* start Data supplied *

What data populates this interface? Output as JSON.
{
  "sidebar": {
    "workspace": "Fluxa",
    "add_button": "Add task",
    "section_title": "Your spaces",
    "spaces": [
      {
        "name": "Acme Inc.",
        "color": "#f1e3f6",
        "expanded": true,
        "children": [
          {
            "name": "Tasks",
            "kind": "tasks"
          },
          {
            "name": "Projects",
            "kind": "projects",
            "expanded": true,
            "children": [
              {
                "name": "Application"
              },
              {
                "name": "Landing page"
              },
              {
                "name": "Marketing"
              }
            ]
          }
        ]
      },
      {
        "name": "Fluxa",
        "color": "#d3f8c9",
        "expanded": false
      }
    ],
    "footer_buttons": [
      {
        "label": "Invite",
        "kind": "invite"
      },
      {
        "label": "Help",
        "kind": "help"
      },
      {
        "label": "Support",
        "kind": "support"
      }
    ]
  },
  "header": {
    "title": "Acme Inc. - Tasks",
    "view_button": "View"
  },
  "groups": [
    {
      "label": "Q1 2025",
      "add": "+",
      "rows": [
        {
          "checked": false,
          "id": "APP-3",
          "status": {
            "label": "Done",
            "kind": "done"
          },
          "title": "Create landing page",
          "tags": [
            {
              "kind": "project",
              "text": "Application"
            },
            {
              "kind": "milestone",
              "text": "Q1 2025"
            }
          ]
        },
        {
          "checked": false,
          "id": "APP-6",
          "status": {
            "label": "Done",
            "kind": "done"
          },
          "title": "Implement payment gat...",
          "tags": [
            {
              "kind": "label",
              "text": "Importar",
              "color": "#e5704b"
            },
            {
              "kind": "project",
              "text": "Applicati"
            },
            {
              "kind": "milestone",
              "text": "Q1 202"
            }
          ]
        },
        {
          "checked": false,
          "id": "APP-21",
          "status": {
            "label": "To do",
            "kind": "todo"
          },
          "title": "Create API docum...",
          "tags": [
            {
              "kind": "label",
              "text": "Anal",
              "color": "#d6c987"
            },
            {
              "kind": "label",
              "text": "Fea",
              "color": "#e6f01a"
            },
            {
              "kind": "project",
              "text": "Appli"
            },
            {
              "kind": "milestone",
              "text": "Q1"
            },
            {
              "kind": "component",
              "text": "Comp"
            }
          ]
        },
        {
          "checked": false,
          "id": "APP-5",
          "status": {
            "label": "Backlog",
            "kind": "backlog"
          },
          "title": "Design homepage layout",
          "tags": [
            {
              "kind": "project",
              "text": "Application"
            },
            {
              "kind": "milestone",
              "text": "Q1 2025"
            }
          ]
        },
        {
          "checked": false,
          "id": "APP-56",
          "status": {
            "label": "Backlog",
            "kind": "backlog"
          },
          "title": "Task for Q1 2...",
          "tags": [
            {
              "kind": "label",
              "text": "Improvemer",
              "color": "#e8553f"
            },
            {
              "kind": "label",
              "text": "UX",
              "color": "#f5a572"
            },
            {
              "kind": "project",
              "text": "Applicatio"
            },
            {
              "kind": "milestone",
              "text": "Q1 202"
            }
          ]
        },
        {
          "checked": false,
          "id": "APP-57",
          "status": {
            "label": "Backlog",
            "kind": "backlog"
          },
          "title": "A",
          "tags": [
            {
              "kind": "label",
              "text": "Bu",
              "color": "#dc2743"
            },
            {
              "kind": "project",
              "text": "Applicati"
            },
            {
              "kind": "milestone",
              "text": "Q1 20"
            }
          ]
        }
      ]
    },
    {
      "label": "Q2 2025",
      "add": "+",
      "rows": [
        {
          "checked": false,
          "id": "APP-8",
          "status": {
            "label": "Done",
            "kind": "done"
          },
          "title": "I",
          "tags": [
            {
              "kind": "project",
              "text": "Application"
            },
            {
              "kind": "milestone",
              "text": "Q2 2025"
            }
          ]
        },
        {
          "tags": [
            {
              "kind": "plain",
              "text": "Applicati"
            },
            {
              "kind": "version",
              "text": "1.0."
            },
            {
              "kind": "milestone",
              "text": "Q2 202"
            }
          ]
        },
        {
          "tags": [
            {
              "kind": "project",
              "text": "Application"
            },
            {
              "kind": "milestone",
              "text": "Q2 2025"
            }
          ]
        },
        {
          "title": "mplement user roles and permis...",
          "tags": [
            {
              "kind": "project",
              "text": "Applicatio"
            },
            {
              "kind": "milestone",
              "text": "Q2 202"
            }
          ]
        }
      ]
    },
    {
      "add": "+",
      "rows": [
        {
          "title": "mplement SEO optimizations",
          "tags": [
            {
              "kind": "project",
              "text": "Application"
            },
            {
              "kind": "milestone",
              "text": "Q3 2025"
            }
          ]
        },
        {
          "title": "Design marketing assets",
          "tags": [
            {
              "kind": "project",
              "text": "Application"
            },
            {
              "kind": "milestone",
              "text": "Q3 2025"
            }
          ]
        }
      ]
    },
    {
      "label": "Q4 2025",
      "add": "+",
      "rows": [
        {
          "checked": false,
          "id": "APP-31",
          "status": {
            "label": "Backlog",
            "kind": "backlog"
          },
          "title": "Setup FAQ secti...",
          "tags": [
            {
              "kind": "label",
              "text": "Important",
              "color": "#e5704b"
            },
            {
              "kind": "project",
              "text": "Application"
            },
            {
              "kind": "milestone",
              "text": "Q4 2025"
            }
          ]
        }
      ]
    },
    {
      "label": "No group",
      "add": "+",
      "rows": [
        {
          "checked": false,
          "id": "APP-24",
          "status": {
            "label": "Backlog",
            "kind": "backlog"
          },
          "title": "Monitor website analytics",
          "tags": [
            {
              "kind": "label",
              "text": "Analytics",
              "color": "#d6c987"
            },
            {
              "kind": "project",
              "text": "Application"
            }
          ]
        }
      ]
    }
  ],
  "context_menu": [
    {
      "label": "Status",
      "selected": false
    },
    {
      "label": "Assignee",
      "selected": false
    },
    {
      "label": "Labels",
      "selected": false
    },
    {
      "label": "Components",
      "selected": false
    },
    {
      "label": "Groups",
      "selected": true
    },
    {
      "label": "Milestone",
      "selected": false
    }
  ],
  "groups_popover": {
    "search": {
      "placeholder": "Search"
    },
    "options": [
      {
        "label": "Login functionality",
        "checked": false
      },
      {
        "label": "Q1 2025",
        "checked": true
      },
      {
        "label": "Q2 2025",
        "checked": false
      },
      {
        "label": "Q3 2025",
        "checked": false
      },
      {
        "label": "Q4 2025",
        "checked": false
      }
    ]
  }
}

* end Data supplied *

→ Task requirements: Copy each line of the data exactly, leaving nothing out.

→ Response to this task:
What data populates this interface? Output as JSON.
{
  "sidebar": {
    "workspace": "Fluxa",
    "add_button": "Add task",
    "section_title": "Your spaces",
    "spaces": [
      {
        "name": "Acme Inc.",
        "color": "#f1e3f6",
        "expanded": true,
        "children": [
          {
            "name": "Tasks",
            "kind": "tasks"
          },
          {
            "name": "Projects",
            "kind": "projects",
            "expanded": true,
            "children": [
              {
                "name": "Application"
              },
              {
                "name": "Landing page"
              },
              {
                "name": "Marketing"
              }
            ]
          }
        ]
      },
      {
        "name": "Fluxa",
        "color": "#d3f8c9",
        "expanded": false
      }
    ],
    "footer_buttons": [
      {
        "label": "Invite",
        "kind": "invite"
      },
      {
        "label": "Help",
        "kind": "help"
      },
      {
        "label": "Support",
        "kind": "support"
      }
    ]
  },
  "header": {
    "title": "Acme Inc. - Tasks",
    "view_button": "View"
  },
  "groups": [
    {
      "label": "Q1 2025",
      "add": "+",
      "rows": [
        {
          "checked": false,
          "id": "APP-3",
          "status": {
            "label": "Done",
            "kind": "done"
          },
          "title": "Create landing page",
          "tags": [
            {
              "kind": "project",
              "text": "Application"
            },
            {
              "kind": "milestone",
              "text": "Q1 2025"
            }
          ]
        },
        {
          "checked": false,
          "id": "APP-6",
          "status": {
            "label": "Done",
            "kind": "done"
          },
          "title": "Implement payment gat...",
          "tags": [
            {
              "kind": "label",
              "text": "Importar",
              "color": "#e5704b"
            },
            {
              "kind": "project",
              "text": "Applicati"
            },
            {
              "kind": "milestone",
              "text": "Q1 202"
            }
          ]
        },
        {
          "checked": false,
          "id": "APP-21",
          "status": {
            "label": "To do",
            "kind": "todo"
          },
          "title": "Create API docum...",
          "tags": [
            {
              "kind": "label",
              "text": "Anal",
              "color": "#d6c987"
            },
            {
              "kind": "label",
              "text": "Fea",
              "color": "#e6f01a"
            },
            {
              "kind": "project",
              "text": "Appli"
            },
            {
              "kind": "milestone",
              "text": "Q1"
            },
            {
              "kind": "component",
              "text": "Comp"
            }
          ]
        },
        {
          "checked": false,
          "id": "APP-5",
          "status": {
            "label": "Backlog",
            "kind": "backlog"
          },
          "title": "Design homepage layout",
          "tags": [
            {
              "kind": "project",
              "text": "Application"
            },
            {
              "kind": "milestone",
              "text": "Q1 2025"
            }
          ]
        },
        {
          "checked": false,
          "id": "APP-56",
          "status": {
            "label": "Backlog",
            "kind": "backlog"
          },
          "title": "Task for Q1 2...",
          "tags": [
            {
              "kind": "label",
              "text": "Improvemer",
              "color": "#e8553f"
            },
            {
              "kind": "label",
              "text": "UX",
              "color": "#f5a572"
            },
            {
              "kind": "project",
              "text": "Applicatio"
            },
            {
              "kind": "milestone",
              "text": "Q1 202"
            }
          ]
        },
        {
          "checked": false,
          "id": "APP-57",
          "status": {
            "label": "Backlog",
            "kind": "backlog"
          },
          "title": "A",
          "tags": [
            {
              "kind": "label",
              "text": "Bu",
              "color": "#dc2743"
            },
            {
              "kind": "project",
              "text": "Applicati"
            },
            {
              "kind": "milestone",
              "text": "Q1 20"
            }
          ]
        }
      ]
    },
    {
      "label": "Q2 2025",
      "add": "+",
      "rows": [
        {
          "checked": false,
          "id": "APP-8",
          "status": {
            "label": "Done",
            "kind": "done"
          },
          "title": "I",
          "tags": [
            {
              "kind": "project",
              "text": "Application"
            },
            {
              "kind": "milestone",
              "text": "Q2 2025"
            }
          ]
        },
        {
          "tags": [
            {
              "kind": "plain",
              "text": "Applicati"
            },
            {
              "kind": "version",
              "text": "1.0."
            },
            {
              "kind": "milestone",
              "text": "Q2 202"
            }
          ]
        },
        {
          "tags": [
            {
              "kind": "project",
              "text": "Application"
            },
            {
              "kind": "milestone",
              "text": "Q2 2025"
            }
          ]
        },
        {
          "title": "mplement user roles and permis...",
          "tags": [
            {
              "kind": "project",
              "text": "Applicatio"
            },
            {
              "kind": "milestone",
              "text": "Q2 202"
            }
          ]
        }
      ]
    },
    {
      "add": "+",
      "rows": [
        {
          "title": "mplement SEO optimizations",
          "tags": [
            {
              "kind": "project",
              "text": "Application"
            },
            {
              "kind": "milestone",
              "text": "Q3 2025"
            }
          ]
        },
        {
          "title": "Design marketing assets",
          "tags": [
            {
              "kind": "project",
              "text": "Application"
            },
            {
              "kind": "milestone",
              "text": "Q3 2025"
            }
          ]
        }
      ]
    },
    {
      "label": "Q4 2025",
      "add": "+",
      "rows": [
        {
          "checked": false,
          "id": "APP-31",
          "status": {
            "label": "Backlog",
            "kind": "backlog"
          },
          "title": "Setup FAQ secti...",
          "tags": [
            {
              "kind": "label",
              "text": "Important",
              "color": "#e5704b"
            },
            {
              "kind": "project",
              "text": "Application"
            },
            {
              "kind": "milestone",
              "text": "Q4 2025"
            }
          ]
        }
      ]
    },
    {
      "label": "No group",
      "add": "+",
      "rows": [
        {
          "checked": false,
          "id": "APP-24",
          "status": {
            "label": "Backlog",
            "kind": "backlog"
          },
          "title": "Monitor website analytics",
          "tags": [
            {
              "kind": "label",
              "text": "Analytics",
              "color": "#d6c987"
            },
            {
              "kind": "project",
              "text": "Application"
            }
          ]
        }
      ]
    }
  ],
  "context_menu": [
    {
      "label": "Status",
      "selected": false
    },
    {
      "label": "Assignee",
      "selected": false
    },
    {
      "label": "Labels",
      "selected": false
    },
    {
      "label": "Components",
      "selected": false
    },
    {
      "label": "Groups",
      "selected": true
    },
    {
      "label": "Milestone",
      "selected": false
    }
  ],
  "groups_popover": {
    "search": {
      "placeholder": "Search"
    },
    "options": [
      {
        "label": "Login functionality",
        "checked": false
      },
      {
        "label": "Q1 2025",
        "checked": true
      },
      {
        "label": "Q2 2025",
        "checked": false
      },
      {
        "label": "Q3 2025",
        "checked": false
      },
      {
        "label": "Q4 2025",
        "checked": false
      }
    ]
  }
}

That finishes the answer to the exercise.